Exercício breve a:
Redigite o trecho do texto sobre a filiação de Sergio Moro ao Podemos que começa em "Um homem não" e vai até "seus prováveis adversários.", sem mudar nada.

Texto selecionado:
++++++++++

Um homem não se conhece apenas pelos amigos, mas também pelos inimigos. Moro começou incomodando quem merece ser incomodado. Que continue assim. Alexandre Borges para a Gazeta do Povo:
Nem Che, nem Pinochet. Nem Orbán, nem Erdogan. Nem Salvini, nem Salvatti. Nem Jonas Manoel, nem Beatrix von Storch. Com a filiação de Sergio Moro ao Podemos, nasce
a terceira via para 2022. Se você tem dúvida se é competitivo ou não,
basta ver o nervosismo da militância dos seus prováveis adversários.
Especialmente daqueles que venderam a alma para algum projeto político e
temem morrer abraçados a ele.
O
campo que vai da centro-direita à centro-esquerda estava sem um
candidato aglutinador, uma liderança clara e com potencial real de
crescimento. O centro foi rejeitado em 2018, quando os candidatos
Geraldo Alckmin, João Amoêdo, Marina Silva e Álvaro Dias não chegaram a
10% dos votos. Somados. Antes de Moro, 2022 caminhava para repetir o
mesmo resultado.
Ciro
Gomes tenta uma empreitada arriscada, para dizer o mínimo. Ao postular o
espaço da esquerda, rivalizando com Lula, repete o caminho do fundador
de seu partido, Leonel Brizola. O gaúcho apelidou Lula de sapo barbudo e
fez de tudo para superar o adversário, mas sem sucesso. Na eleição de
1989, quase empatou com ele, mas em 1994 amargou um quarto lugar com
pouco mais de 3% dos votos. Em 1998, foi candidato a vice-presidente na
chapa de Lula e perdeu no primeiro turno para FHC. Em 2000, tentou ser
prefeito do Rio e obteve menos de 10% dos votos. Morreu em 2004 no
ostracismo e sem fazer sombra a Lula. Difícil imaginar Ciro superando o
antecessor na mesma tarefa.

++++++++++

Dados fornecidos:
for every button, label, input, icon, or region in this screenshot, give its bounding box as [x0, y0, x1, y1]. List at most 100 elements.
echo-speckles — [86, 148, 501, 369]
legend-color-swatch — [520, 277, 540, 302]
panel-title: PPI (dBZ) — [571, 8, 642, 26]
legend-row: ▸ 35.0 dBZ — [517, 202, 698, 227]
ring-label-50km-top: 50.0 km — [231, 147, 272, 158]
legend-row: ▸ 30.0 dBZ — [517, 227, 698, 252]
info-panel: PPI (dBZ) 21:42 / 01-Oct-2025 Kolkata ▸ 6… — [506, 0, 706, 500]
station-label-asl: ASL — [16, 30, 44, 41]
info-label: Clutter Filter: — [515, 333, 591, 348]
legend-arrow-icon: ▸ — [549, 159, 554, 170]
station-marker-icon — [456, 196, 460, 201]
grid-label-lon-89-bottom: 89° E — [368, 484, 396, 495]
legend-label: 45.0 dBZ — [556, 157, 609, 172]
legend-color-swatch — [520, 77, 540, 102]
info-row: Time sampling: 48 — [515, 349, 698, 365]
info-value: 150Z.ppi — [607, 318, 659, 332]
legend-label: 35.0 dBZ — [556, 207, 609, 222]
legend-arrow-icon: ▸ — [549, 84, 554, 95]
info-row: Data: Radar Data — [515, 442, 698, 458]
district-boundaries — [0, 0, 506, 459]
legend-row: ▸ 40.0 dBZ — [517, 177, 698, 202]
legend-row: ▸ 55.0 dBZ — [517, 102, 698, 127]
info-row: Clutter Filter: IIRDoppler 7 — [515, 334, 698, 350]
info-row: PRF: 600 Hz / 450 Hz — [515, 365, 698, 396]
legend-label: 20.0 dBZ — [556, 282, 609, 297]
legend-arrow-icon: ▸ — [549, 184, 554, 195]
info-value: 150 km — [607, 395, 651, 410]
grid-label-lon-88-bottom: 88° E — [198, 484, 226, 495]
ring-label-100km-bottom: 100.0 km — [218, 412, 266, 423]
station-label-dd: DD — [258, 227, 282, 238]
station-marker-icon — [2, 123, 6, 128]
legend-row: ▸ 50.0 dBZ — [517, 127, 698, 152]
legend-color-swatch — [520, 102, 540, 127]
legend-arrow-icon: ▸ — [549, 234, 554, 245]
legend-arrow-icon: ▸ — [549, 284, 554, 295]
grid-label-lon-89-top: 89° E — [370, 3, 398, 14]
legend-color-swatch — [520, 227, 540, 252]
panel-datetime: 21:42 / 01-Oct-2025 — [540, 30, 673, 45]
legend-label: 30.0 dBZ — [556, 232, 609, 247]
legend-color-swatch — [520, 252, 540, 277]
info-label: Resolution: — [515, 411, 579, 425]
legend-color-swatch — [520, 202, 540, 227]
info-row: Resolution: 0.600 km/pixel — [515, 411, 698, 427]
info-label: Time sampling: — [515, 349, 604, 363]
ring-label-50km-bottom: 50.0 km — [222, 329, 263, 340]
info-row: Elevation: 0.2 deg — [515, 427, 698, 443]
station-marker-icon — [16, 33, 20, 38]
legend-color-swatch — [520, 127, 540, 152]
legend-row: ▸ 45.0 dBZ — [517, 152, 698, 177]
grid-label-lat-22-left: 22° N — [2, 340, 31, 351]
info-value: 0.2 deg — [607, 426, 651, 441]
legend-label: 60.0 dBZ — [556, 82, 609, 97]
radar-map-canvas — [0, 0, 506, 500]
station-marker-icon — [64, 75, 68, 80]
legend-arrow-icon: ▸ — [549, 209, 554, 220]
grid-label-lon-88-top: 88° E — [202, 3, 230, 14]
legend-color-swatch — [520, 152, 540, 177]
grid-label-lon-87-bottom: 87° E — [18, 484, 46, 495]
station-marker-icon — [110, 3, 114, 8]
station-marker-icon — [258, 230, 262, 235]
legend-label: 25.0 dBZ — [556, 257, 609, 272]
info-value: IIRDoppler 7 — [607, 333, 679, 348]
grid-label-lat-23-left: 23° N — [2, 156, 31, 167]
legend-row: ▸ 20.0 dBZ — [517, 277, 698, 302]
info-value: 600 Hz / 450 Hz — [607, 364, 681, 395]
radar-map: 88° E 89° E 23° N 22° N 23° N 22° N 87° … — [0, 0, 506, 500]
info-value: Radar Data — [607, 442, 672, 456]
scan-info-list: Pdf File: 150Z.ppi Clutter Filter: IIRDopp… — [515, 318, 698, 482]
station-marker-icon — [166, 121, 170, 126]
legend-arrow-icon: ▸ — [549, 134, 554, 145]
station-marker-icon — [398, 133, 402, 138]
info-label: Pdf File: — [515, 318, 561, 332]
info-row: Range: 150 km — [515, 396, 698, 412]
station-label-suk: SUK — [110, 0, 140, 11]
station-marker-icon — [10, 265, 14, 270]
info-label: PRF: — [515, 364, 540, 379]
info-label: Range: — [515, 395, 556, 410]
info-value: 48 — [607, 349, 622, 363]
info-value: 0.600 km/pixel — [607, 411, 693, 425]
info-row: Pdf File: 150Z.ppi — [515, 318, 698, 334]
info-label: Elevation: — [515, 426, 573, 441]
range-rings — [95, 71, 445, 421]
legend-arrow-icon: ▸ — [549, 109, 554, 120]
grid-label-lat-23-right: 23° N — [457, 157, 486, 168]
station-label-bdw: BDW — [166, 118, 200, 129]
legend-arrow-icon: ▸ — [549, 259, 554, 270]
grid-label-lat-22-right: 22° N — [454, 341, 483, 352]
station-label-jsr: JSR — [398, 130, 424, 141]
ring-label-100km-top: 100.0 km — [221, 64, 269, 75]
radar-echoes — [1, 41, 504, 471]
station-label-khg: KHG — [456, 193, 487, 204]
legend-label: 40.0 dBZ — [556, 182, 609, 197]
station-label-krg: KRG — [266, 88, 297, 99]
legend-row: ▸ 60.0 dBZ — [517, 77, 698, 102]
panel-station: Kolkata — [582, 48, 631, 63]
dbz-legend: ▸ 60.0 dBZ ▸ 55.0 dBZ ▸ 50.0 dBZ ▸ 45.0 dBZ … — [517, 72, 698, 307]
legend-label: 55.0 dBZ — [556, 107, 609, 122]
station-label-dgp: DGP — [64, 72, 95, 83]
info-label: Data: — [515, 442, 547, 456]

++++++++++

Exercício breve b:
Repita sem alteração as linhas dos dados fornecidos, começando pela primeira delas e indo até a linha que contém "legend-row: ▸ 30.0 dBZ — [517, 227, 698, 252]", incluindo as duas pontas.

Resposta resolvida a:
Um homem não se conhece apenas pelos amigos, mas também pelos inimigos. Moro começou incomodando quem merece ser incomodado. Que continue assim. Alexandre Borges para a Gazeta do Povo:
Nem Che, nem Pinochet. Nem Orbán, nem Erdogan. Nem Salvini, nem Salvatti. Nem Jonas Manoel, nem Beatrix von Storch. Com a filiação de Sergio Moro ao Podemos, nasce
a terceira via para 2022. Se você tem dúvida se é competitivo ou não,
basta ver o nervosismo da militância dos seus prováveis adversários.

Resposta resolvida b:
for every button, label, input, icon, or region in this screenshot, give its bounding box as [x0, y0, x1, y1]. List at most 100 elements.
echo-speckles — [86, 148, 501, 369]
legend-color-swatch — [520, 277, 540, 302]
panel-title: PPI (dBZ) — [571, 8, 642, 26]
legend-row: ▸ 35.0 dBZ — [517, 202, 698, 227]
ring-label-50km-top: 50.0 km — [231, 147, 272, 158]
legend-row: ▸ 30.0 dBZ — [517, 227, 698, 252]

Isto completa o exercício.